*WHAT NEEDS TO BE DONE*: Write each line out exactly, leaving none out.

*DATA FOR THIS TASK*:
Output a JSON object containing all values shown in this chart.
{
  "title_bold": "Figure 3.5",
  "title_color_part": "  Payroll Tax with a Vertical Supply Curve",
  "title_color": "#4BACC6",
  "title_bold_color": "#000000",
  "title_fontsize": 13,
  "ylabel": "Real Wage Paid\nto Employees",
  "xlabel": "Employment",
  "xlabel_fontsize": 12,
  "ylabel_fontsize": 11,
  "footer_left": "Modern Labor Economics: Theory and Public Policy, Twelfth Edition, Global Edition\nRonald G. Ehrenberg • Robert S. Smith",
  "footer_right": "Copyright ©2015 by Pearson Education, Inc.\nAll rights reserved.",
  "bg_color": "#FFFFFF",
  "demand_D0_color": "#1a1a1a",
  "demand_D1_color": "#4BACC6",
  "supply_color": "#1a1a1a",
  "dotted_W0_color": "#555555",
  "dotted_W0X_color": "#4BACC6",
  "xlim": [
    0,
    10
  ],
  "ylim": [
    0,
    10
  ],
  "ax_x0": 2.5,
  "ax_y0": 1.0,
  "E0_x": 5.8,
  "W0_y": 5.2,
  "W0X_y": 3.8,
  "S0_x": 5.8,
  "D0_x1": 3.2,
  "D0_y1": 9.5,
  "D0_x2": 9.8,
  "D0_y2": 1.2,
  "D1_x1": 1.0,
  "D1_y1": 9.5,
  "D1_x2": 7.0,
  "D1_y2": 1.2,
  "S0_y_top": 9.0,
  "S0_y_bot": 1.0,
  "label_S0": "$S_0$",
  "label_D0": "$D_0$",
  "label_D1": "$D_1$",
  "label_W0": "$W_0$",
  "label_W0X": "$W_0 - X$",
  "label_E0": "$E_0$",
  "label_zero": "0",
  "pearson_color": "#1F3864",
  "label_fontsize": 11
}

*THE COMPLETED TASK*:
Output a JSON object containing all values shown in this chart.
{
  "title_bold": "Figure 3.5",
  "title_color_part": "  Payroll Tax with a Vertical Supply Curve",
  "title_color": "#4BACC6",
  "title_bold_color": "#000000",
  "title_fontsize": 13,
  "ylabel": "Real Wage Paid\nto Employees",
  "xlabel": "Employment",
  "xlabel_fontsize": 12,
  "ylabel_fontsize": 11,
  "footer_left": "Modern Labor Economics: Theory and Public Policy, Twelfth Edition, Global Edition\nRonald G. Ehrenberg • Robert S. Smith",
  "footer_right": "Copyright ©2015 by Pearson Education, Inc.\nAll rights reserved.",
  "bg_color": "#FFFFFF",
  "demand_D0_color": "#1a1a1a",
  "demand_D1_color": "#4BACC6",
  "supply_color": "#1a1a1a",
  "dotted_W0_color": "#555555",
  "dotted_W0X_color": "#4BACC6",
  "xlim": [
    0,
    10
  ],
  "ylim": [
    0,
    10
  ],
  "ax_x0": 2.5,
  "ax_y0": 1.0,
  "E0_x": 5.8,
  "W0_y": 5.2,
  "W0X_y": 3.8,
  "S0_x": 5.8,
  "D0_x1": 3.2,
  "D0_y1": 9.5,
  "D0_x2": 9.8,
  "D0_y2": 1.2,
  "D1_x1": 1.0,
  "D1_y1": 9.5,
  "D1_x2": 7.0,
  "D1_y2": 1.2,
  "S0_y_top": 9.0,
  "S0_y_bot": 1.0,
  "label_S0": "$S_0$",
  "label_D0": "$D_0$",
  "label_D1": "$D_1$",
  "label_W0": "$W_0$",
  "label_W0X": "$W_0 - X$",
  "label_E0": "$E_0$",
  "label_zero": "0",
  "pearson_color": "#1F3864",
  "label_fontsize": 11
}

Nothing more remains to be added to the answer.